++++ Stored records ++++
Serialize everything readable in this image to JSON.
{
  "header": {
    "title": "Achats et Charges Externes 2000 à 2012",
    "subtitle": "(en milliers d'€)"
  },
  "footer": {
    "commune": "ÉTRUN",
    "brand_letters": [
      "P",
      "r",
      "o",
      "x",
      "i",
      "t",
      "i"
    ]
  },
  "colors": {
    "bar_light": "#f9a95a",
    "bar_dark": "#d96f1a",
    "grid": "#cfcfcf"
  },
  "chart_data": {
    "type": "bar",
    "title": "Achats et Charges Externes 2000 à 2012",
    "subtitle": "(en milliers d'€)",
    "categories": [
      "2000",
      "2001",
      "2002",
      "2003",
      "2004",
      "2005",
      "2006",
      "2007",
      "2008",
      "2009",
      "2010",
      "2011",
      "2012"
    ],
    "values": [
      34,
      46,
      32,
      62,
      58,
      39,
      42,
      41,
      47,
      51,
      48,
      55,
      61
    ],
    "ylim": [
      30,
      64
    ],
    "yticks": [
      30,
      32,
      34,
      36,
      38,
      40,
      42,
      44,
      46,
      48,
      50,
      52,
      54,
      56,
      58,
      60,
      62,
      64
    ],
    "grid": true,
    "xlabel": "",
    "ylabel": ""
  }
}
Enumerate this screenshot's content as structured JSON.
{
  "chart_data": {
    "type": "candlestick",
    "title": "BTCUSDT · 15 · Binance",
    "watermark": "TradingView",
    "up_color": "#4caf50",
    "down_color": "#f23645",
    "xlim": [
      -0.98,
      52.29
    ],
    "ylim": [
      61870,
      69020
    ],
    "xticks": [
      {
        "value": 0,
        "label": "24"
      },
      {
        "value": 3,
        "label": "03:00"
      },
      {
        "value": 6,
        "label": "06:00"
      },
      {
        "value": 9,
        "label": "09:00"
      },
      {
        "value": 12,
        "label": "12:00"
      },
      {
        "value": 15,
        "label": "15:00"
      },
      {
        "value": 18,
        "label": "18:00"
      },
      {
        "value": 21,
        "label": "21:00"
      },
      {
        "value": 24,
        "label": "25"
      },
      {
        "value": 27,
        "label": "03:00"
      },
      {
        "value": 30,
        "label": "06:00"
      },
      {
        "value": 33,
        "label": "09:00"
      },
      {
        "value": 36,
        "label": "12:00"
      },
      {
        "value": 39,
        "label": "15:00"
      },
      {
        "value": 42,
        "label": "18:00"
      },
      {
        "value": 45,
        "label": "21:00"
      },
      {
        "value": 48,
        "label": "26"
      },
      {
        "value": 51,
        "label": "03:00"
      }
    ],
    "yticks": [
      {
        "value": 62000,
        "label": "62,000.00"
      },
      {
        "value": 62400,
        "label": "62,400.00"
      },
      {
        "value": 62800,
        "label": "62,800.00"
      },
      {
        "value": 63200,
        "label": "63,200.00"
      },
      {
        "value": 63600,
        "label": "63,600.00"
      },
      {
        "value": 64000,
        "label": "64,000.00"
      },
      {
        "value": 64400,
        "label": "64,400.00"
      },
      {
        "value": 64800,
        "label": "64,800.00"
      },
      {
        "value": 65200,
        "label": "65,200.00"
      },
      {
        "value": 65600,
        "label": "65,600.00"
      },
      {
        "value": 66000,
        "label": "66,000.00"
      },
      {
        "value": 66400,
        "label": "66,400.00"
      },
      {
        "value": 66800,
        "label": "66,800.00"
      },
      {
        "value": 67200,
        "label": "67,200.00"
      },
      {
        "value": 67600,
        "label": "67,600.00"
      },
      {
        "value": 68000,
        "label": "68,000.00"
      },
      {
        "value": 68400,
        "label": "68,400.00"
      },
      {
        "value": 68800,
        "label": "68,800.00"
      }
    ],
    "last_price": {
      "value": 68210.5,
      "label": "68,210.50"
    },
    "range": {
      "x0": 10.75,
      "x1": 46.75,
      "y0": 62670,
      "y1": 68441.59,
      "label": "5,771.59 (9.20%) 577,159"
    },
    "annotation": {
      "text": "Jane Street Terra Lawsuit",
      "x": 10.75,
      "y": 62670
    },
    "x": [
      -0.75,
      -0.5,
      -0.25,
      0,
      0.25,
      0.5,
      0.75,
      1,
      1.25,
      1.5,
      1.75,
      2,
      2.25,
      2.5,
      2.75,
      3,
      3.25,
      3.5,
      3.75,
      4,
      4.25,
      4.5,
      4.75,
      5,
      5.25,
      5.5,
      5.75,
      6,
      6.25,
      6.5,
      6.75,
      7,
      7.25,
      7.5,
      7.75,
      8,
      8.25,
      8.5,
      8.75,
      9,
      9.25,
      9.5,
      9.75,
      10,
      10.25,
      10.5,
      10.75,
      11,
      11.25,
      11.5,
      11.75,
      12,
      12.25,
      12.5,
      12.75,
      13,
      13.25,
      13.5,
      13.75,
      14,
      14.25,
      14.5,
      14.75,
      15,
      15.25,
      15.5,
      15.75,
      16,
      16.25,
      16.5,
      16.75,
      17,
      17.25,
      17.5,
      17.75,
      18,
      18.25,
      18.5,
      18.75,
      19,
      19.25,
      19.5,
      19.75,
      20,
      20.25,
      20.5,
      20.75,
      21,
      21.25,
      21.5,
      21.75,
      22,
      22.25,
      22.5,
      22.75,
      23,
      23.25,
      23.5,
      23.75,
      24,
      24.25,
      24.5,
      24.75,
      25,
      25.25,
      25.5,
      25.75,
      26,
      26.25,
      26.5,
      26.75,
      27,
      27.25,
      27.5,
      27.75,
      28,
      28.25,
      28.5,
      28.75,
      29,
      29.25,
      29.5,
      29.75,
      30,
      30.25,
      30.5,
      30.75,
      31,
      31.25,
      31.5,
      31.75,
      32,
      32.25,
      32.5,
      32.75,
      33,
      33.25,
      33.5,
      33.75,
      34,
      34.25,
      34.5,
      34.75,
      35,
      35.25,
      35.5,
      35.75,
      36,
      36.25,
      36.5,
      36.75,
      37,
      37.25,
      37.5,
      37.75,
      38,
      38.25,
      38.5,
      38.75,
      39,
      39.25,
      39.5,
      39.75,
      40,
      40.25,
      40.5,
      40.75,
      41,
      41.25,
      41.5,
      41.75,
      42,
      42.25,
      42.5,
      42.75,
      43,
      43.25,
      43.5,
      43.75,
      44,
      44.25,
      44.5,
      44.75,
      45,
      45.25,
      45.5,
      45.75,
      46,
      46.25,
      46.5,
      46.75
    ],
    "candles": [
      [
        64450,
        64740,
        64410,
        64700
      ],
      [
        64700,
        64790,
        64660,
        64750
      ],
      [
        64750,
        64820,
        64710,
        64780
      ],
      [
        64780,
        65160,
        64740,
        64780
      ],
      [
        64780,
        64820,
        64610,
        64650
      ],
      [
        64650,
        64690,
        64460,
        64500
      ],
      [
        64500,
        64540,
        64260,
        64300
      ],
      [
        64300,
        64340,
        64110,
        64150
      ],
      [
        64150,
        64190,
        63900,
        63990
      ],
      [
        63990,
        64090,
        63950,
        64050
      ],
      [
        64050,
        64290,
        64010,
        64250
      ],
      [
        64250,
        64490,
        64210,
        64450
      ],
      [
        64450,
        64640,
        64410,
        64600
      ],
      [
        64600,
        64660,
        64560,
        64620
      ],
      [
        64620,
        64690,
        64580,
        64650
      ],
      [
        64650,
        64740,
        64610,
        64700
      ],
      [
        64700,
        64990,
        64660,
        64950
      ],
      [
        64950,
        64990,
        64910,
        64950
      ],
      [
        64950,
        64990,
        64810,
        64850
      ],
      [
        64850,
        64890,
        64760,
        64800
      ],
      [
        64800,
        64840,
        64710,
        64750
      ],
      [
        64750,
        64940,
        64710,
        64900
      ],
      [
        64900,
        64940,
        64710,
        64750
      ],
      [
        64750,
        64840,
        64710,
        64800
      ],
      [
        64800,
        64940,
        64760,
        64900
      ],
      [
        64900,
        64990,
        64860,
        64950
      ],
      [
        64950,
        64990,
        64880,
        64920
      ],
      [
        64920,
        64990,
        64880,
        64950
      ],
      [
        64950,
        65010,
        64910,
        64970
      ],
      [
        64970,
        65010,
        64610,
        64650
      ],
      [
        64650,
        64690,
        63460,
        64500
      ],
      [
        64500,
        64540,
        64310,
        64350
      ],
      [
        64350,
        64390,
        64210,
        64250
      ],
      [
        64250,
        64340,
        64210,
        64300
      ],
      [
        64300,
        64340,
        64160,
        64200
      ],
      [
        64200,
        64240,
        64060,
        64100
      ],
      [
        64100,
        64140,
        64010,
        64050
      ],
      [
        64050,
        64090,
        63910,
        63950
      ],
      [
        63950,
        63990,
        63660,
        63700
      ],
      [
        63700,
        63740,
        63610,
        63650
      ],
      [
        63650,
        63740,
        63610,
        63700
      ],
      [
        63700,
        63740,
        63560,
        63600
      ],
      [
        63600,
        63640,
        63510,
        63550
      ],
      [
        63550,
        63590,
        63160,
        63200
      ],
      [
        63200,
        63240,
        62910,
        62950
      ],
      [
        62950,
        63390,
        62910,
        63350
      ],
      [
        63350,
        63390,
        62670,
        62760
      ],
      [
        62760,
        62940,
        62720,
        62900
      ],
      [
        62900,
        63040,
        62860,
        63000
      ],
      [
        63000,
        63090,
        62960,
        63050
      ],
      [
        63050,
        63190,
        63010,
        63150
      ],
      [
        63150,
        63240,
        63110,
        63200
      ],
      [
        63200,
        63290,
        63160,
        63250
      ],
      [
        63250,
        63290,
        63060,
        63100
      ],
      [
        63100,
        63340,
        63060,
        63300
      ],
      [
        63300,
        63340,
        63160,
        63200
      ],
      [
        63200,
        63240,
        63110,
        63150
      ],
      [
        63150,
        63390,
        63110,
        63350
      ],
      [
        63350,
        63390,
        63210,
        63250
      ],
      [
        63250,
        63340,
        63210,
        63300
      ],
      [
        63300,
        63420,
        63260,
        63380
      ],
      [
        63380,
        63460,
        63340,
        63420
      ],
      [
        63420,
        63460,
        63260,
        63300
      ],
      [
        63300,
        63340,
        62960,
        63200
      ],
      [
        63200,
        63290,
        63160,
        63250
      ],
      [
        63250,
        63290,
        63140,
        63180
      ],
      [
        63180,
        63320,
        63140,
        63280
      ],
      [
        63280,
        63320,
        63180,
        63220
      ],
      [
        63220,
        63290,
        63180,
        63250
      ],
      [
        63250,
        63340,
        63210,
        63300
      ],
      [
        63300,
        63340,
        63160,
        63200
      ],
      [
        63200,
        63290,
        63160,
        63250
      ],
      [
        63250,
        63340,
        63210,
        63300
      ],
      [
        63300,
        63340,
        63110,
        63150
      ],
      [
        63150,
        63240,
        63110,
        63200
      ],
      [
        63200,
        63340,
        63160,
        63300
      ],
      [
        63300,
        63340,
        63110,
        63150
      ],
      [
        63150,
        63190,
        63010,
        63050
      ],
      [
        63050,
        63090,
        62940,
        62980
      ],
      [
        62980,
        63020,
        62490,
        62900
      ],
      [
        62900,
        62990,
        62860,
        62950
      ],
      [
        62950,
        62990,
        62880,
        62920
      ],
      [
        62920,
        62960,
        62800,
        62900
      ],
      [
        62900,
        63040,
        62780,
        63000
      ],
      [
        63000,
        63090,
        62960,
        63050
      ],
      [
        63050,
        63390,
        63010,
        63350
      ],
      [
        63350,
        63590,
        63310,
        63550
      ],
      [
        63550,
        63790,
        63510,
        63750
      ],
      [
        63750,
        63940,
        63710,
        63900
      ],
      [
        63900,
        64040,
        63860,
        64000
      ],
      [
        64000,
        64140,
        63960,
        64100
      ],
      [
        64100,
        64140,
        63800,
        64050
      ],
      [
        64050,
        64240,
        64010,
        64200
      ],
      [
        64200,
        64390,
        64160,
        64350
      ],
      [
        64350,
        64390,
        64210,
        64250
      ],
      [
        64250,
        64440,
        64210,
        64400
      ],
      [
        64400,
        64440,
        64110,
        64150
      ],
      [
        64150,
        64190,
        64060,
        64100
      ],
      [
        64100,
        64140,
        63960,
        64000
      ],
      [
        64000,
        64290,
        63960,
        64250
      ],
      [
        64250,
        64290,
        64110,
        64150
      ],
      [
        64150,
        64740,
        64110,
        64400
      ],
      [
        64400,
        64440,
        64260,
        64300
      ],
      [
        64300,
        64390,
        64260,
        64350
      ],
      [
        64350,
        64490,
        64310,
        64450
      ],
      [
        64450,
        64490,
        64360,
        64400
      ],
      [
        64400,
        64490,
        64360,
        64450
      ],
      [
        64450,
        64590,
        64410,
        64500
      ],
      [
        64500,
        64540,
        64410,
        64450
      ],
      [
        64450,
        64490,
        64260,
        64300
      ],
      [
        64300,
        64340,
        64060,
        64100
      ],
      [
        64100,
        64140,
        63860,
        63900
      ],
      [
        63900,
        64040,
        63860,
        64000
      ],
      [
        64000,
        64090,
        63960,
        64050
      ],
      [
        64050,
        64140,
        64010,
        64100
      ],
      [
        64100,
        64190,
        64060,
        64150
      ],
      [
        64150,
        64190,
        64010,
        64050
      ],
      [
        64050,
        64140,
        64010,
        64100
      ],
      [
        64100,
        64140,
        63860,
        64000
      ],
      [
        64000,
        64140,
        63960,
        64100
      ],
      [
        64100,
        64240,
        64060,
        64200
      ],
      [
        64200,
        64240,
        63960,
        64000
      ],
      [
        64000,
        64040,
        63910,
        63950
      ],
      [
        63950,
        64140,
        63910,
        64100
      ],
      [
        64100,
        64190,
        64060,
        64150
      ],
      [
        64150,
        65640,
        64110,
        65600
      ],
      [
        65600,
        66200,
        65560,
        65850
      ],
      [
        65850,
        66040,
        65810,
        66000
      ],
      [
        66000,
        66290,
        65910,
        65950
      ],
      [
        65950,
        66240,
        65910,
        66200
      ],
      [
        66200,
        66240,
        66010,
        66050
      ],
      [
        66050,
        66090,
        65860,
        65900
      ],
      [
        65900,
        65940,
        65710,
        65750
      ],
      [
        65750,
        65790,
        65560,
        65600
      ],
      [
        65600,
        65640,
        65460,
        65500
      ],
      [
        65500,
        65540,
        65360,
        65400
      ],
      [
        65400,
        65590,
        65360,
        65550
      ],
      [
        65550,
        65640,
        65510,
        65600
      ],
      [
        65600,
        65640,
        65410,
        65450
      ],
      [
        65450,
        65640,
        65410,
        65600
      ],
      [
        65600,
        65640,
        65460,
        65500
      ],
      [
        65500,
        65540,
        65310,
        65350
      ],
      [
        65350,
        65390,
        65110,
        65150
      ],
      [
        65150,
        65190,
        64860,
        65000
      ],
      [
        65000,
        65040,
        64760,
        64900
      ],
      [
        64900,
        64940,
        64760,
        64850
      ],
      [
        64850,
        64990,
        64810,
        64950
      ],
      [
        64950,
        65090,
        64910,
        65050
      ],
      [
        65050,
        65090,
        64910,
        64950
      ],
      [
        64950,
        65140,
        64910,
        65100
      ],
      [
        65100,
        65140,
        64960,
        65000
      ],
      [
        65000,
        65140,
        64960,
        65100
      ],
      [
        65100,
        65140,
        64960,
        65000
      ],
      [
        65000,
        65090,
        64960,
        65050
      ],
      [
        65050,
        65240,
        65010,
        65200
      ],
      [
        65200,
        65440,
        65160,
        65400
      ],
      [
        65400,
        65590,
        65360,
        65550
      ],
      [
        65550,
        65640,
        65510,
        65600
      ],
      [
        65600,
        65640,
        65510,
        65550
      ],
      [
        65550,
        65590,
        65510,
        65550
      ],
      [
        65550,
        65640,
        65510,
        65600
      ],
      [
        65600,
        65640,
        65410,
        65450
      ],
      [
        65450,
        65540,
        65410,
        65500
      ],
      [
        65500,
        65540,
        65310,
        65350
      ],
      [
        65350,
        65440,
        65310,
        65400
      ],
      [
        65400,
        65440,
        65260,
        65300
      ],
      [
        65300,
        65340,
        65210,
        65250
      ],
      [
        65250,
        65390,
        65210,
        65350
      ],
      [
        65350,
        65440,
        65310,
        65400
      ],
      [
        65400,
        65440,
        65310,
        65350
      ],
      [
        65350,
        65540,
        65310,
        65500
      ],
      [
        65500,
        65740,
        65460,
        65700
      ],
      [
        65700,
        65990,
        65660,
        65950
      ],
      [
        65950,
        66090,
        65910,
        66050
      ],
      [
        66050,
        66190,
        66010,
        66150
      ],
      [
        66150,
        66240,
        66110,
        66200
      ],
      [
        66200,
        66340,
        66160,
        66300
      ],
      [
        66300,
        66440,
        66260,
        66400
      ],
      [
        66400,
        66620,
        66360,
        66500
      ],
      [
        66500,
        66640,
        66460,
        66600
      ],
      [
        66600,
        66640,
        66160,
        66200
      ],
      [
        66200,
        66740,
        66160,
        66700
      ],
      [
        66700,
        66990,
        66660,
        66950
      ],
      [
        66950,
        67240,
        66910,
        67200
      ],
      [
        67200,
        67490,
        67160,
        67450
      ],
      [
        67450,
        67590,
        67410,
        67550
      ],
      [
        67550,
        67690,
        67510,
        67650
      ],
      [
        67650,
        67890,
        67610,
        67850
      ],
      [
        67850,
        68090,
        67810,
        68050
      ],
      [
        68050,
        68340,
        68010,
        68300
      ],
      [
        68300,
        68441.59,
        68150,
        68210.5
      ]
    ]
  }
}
++++
Prompt>
Show the lines of the material that contain the word "JSON".

Task solution>
Serialize everything readable in this image to JSON.
Enumerate this screenshot's content as structured JSON.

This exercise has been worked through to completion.